**Data extract**
↓↓↓

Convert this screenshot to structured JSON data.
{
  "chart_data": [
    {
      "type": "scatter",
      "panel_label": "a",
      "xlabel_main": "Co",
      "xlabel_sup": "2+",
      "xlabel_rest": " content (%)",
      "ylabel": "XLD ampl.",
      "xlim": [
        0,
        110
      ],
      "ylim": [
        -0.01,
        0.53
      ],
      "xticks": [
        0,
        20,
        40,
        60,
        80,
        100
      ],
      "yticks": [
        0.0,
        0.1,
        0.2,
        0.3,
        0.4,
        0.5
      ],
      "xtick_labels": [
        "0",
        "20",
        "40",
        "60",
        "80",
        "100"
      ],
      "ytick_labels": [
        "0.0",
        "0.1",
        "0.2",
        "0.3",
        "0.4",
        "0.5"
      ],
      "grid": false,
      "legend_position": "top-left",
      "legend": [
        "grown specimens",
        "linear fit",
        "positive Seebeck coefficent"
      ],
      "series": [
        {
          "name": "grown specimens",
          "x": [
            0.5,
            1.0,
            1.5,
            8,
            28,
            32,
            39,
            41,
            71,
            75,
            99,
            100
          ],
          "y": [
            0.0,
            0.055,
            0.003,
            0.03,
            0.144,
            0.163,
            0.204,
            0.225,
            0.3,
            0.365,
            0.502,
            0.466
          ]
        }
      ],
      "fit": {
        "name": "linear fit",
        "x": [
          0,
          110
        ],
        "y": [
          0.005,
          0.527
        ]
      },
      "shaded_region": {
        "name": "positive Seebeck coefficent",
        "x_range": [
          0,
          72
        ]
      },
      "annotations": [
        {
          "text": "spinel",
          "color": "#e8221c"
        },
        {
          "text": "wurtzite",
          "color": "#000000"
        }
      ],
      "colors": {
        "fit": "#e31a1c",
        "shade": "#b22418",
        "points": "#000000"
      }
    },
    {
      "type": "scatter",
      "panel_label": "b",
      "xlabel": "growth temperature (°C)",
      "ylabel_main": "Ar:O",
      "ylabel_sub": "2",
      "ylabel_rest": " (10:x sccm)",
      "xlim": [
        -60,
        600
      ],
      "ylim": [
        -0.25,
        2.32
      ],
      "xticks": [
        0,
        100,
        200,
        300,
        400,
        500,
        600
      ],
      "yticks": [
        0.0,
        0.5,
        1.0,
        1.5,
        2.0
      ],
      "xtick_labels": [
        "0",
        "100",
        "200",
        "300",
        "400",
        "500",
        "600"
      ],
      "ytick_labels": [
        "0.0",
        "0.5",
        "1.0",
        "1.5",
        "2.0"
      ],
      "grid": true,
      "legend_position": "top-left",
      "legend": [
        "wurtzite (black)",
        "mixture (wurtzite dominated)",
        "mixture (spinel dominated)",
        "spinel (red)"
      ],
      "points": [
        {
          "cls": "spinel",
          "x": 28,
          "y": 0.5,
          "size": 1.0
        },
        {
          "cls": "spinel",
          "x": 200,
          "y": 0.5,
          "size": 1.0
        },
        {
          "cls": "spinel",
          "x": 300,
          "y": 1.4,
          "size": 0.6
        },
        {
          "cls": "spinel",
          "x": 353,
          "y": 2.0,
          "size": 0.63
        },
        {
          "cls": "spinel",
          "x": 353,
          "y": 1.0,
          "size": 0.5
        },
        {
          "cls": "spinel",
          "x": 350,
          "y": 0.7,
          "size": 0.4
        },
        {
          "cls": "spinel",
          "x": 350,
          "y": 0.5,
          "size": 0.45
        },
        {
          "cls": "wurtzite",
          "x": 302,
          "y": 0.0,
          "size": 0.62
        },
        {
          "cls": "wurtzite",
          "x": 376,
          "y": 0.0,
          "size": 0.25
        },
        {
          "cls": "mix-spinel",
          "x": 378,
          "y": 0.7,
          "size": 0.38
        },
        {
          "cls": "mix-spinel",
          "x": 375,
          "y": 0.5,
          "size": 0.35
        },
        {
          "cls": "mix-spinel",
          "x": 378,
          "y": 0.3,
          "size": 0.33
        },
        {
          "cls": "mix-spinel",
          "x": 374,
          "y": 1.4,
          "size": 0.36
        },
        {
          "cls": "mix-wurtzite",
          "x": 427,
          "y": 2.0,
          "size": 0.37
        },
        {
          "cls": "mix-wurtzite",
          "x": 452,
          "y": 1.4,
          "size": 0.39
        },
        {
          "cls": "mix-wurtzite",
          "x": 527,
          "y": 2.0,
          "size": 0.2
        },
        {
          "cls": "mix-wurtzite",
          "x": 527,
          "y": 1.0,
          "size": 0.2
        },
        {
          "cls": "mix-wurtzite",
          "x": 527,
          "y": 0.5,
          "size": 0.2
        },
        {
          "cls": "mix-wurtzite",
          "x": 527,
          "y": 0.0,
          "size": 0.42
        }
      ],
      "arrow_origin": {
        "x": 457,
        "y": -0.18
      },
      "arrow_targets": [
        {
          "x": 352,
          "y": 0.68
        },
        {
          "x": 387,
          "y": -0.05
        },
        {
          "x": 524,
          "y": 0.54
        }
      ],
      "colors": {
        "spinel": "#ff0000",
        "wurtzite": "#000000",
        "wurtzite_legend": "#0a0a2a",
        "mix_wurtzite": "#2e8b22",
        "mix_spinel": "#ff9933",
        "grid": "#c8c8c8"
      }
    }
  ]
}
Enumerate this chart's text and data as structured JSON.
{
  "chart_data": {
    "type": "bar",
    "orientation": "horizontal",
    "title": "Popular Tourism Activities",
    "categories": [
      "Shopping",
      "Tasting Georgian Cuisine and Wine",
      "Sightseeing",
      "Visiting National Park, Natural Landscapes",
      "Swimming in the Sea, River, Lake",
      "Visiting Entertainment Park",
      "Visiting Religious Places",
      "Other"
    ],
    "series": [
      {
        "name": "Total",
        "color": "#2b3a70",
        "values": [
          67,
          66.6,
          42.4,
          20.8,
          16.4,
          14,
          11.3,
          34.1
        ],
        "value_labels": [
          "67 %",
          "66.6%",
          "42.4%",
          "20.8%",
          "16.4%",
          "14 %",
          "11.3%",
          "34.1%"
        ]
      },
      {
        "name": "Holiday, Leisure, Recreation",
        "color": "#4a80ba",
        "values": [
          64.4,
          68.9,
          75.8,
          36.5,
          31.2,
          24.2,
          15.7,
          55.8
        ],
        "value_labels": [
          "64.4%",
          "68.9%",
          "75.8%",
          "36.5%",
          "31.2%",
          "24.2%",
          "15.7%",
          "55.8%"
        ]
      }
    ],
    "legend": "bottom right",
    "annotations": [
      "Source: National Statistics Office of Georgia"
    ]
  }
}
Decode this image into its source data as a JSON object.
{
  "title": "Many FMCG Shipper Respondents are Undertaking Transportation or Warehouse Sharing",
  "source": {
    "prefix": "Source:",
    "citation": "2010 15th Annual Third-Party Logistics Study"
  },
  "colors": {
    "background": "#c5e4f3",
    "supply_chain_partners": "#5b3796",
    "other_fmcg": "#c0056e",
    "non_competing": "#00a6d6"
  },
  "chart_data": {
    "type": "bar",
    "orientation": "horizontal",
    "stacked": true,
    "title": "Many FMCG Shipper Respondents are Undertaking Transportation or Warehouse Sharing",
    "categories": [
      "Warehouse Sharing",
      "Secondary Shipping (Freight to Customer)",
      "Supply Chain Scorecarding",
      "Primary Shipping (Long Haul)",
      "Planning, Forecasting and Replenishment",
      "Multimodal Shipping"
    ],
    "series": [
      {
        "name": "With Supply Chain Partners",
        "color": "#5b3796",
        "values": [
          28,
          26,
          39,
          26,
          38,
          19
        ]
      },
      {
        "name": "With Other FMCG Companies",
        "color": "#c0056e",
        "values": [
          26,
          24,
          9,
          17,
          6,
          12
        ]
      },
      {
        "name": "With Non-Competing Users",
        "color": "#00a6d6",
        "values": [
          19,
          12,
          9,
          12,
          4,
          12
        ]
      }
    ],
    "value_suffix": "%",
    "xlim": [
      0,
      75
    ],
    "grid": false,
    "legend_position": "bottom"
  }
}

↑↑↑

**The exercise**
Reply with the number of lines in the material above that contain "Shipper", and nothing more.

**Answer for this exercise**
2